# WHAT IS REQUIRED:
Omit the images, then output each of the records below exactly.

━━ LISTING

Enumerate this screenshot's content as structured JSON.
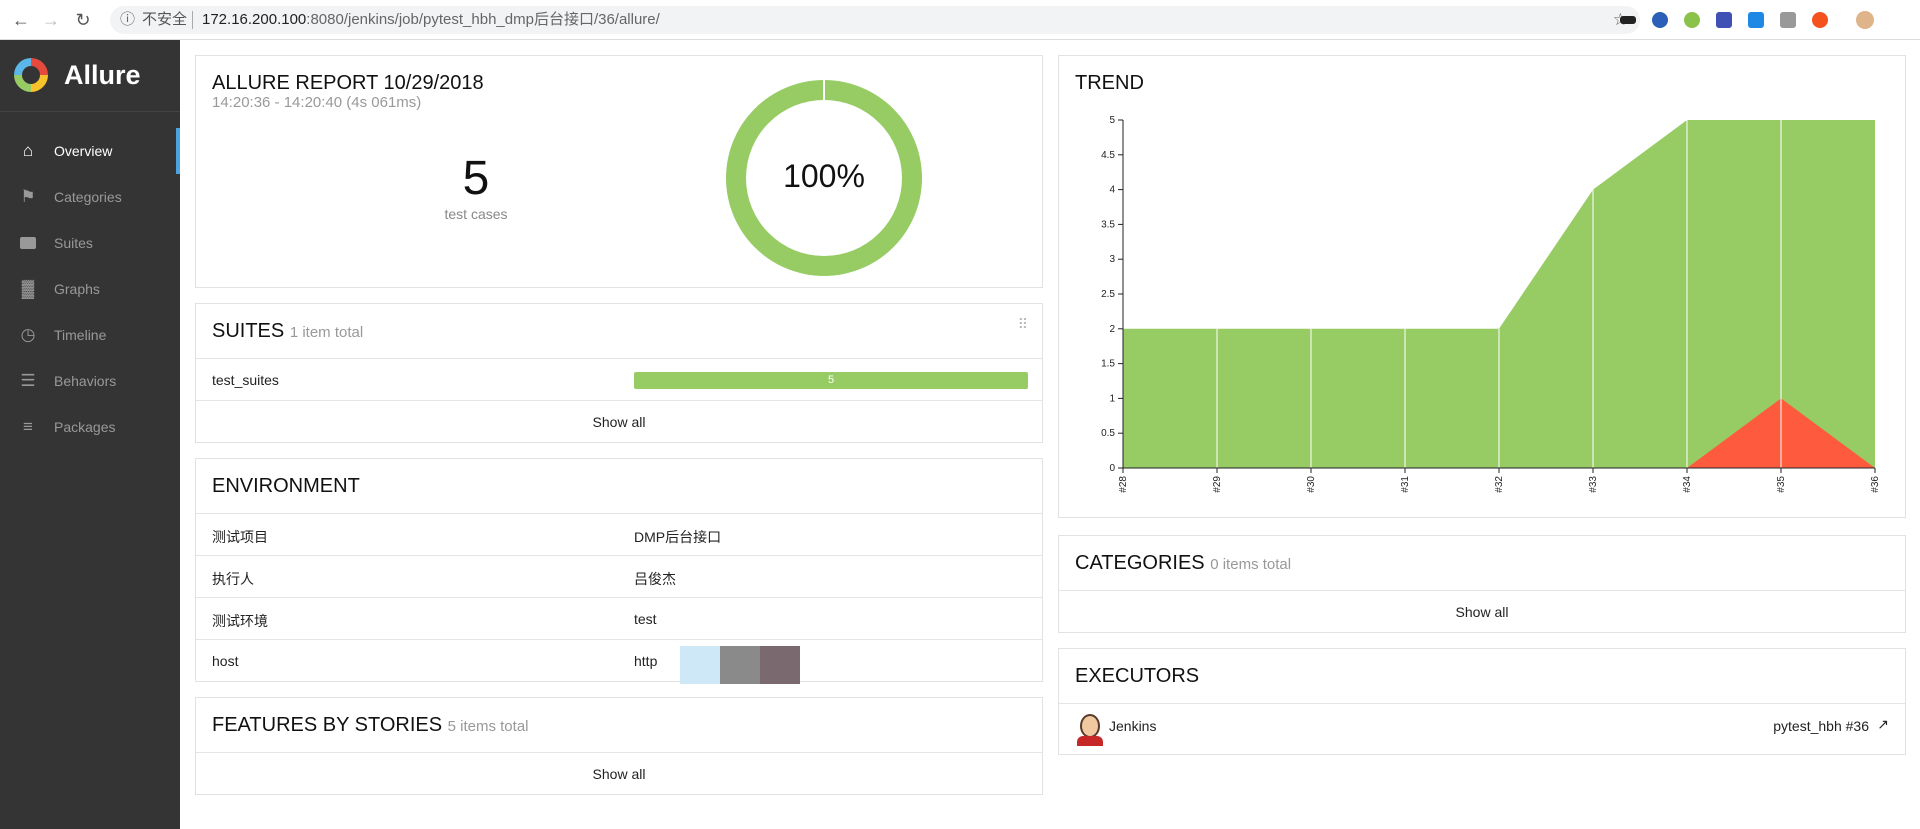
{
  "browser": {
    "insecure_label": "不安全",
    "url_host": "172.16.200.100",
    "url_rest": ":8080/jenkins/job/pytest_hbh_dmp后台接口/36/allure/"
  },
  "sidebar": {
    "brand": "Allure",
    "items": [
      {
        "label": "Overview",
        "icon": "home-icon"
      },
      {
        "label": "Categories",
        "icon": "flag-icon"
      },
      {
        "label": "Suites",
        "icon": "briefcase-icon"
      },
      {
        "label": "Graphs",
        "icon": "bar-chart-icon"
      },
      {
        "label": "Timeline",
        "icon": "clock-icon"
      },
      {
        "label": "Behaviors",
        "icon": "list-icon"
      },
      {
        "label": "Packages",
        "icon": "align-left-icon"
      }
    ]
  },
  "overview": {
    "title": "ALLURE REPORT 10/29/2018",
    "time": "14:20:36 - 14:20:40 (4s 061ms)",
    "count": "5",
    "count_label": "test cases",
    "percent": "100%",
    "pass_rate": 1.0
  },
  "suites": {
    "title": "SUITES",
    "subtitle": "1 item total",
    "rows": [
      {
        "name": "test_suites",
        "count": "5",
        "fraction_passed": 1.0
      }
    ],
    "show_all": "Show all"
  },
  "environment": {
    "title": "ENVIRONMENT",
    "rows": [
      {
        "key": "测试项目",
        "value": "DMP后台接口"
      },
      {
        "key": "执行人",
        "value": "吕俊杰"
      },
      {
        "key": "测试环境",
        "value": "test"
      },
      {
        "key": "host",
        "value": "http"
      }
    ]
  },
  "features": {
    "title": "FEATURES BY STORIES",
    "subtitle": "5 items total",
    "show_all": "Show all"
  },
  "trend": {
    "title": "TREND"
  },
  "categories": {
    "title": "CATEGORIES",
    "subtitle": "0 items total",
    "show_all": "Show all"
  },
  "executors": {
    "title": "EXECUTORS",
    "name": "Jenkins",
    "build": "pytest_hbh #36"
  },
  "colors": {
    "passed": "#97cc64",
    "failed": "#fd5a3e",
    "sidebar": "#343434"
  },
  "chart_data": {
    "type": "area",
    "x": [
      "#28",
      "#29",
      "#30",
      "#31",
      "#32",
      "#33",
      "#34",
      "#35",
      "#36"
    ],
    "ylim": [
      0,
      5
    ],
    "yticks": [
      "0",
      "0.5",
      "1",
      "1.5",
      "2",
      "2.5",
      "3",
      "3.5",
      "4",
      "4.5",
      "5"
    ],
    "series": [
      {
        "values": [
          2,
          2,
          2,
          2,
          2,
          4,
          5,
          5,
          5
        ],
        "color": "#97cc64"
      },
      {
        "values": [
          0,
          0,
          0,
          0,
          0,
          0,
          0,
          1,
          0
        ],
        "color": "#fd5a3e"
      }
    ],
    "grid": false
  }
}
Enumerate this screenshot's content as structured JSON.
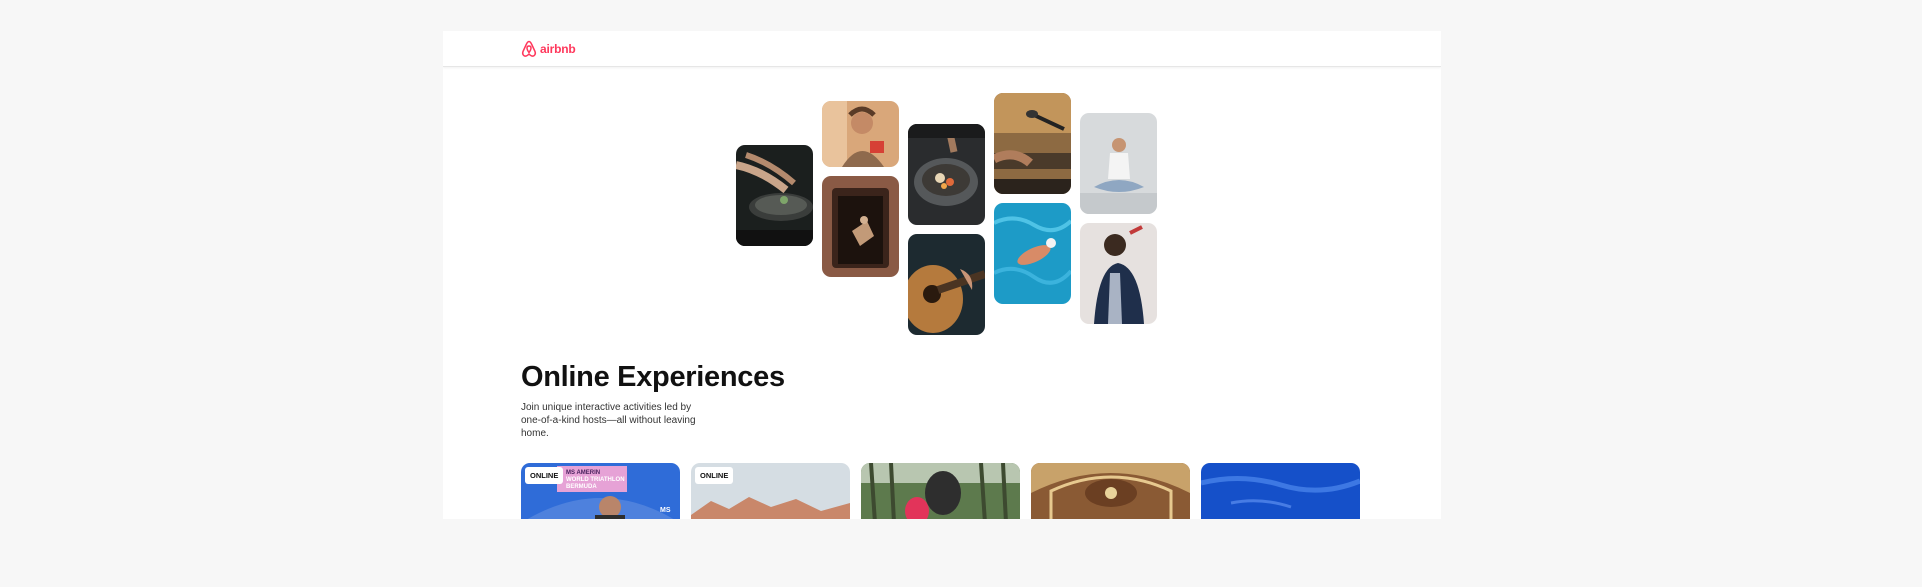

━━━━

# THE OUTPUT:
Enumerate this screenshot's content as structured JSON.
{
  "browser": {
    "insecure_label": "不安全",
    "url_host": "172.16.200.100",
    "url_rest": ":8080/jenkins/job/pytest_hbh_dmp后台接口/36/allure/"
  },
  "sidebar": {
    "brand": "Allure",
    "items": [
      {
        "label": "Overview",
        "icon": "home-icon"
      },
      {
        "label": "Categories",
        "icon": "flag-icon"
      },
      {
        "label": "Suites",
        "icon": "briefcase-icon"
      },
      {
        "label": "Graphs",
        "icon": "bar-chart-icon"
      },
      {
        "label": "Timeline",
        "icon": "clock-icon"
      },
      {
        "label": "Behaviors",
        "icon": "list-icon"
      },
      {
        "label": "Packages",
        "icon": "align-left-icon"
      }
    ]
  },
  "overview": {
    "title": "ALLURE REPORT 10/29/2018",
    "time": "14:20:36 - 14:20:40 (4s 061ms)",
    "count": "5",
    "count_label": "test cases",
    "percent": "100%",
    "pass_rate": 1.0
  },
  "suites": {
    "title": "SUITES",
    "subtitle": "1 item total",
    "rows": [
      {
        "name": "test_suites",
        "count": "5",
        "fraction_passed": 1.0
      }
    ],
    "show_all": "Show all"
  },
  "environment": {
    "title": "ENVIRONMENT",
    "rows": [
      {
        "key": "测试项目",
        "value": "DMP后台接口"
      },
      {
        "key": "执行人",
        "value": "吕俊杰"
      },
      {
        "key": "测试环境",
        "value": "test"
      },
      {
        "key": "host",
        "value": "http"
      }
    ]
  },
  "features": {
    "title": "FEATURES BY STORIES",
    "subtitle": "5 items total",
    "show_all": "Show all"
  },
  "trend": {
    "title": "TREND"
  },
  "categories": {
    "title": "CATEGORIES",
    "subtitle": "0 items total",
    "show_all": "Show all"
  },
  "executors": {
    "title": "EXECUTORS",
    "name": "Jenkins",
    "build": "pytest_hbh #36"
  },
  "colors": {
    "passed": "#97cc64",
    "failed": "#fd5a3e",
    "sidebar": "#343434"
  },
  "chart_data": {
    "type": "area",
    "x": [
      "#28",
      "#29",
      "#30",
      "#31",
      "#32",
      "#33",
      "#34",
      "#35",
      "#36"
    ],
    "ylim": [
      0,
      5
    ],
    "yticks": [
      "0",
      "0.5",
      "1",
      "1.5",
      "2",
      "2.5",
      "3",
      "3.5",
      "4",
      "4.5",
      "5"
    ],
    "series": [
      {
        "values": [
          2,
          2,
          2,
          2,
          2,
          4,
          5,
          5,
          5
        ],
        "color": "#97cc64"
      },
      {
        "values": [
          0,
          0,
          0,
          0,
          0,
          0,
          0,
          1,
          0
        ],
        "color": "#fd5a3e"
      }
    ],
    "grid": false
  }
}
Enumerate this screenshot's content as structured JSON.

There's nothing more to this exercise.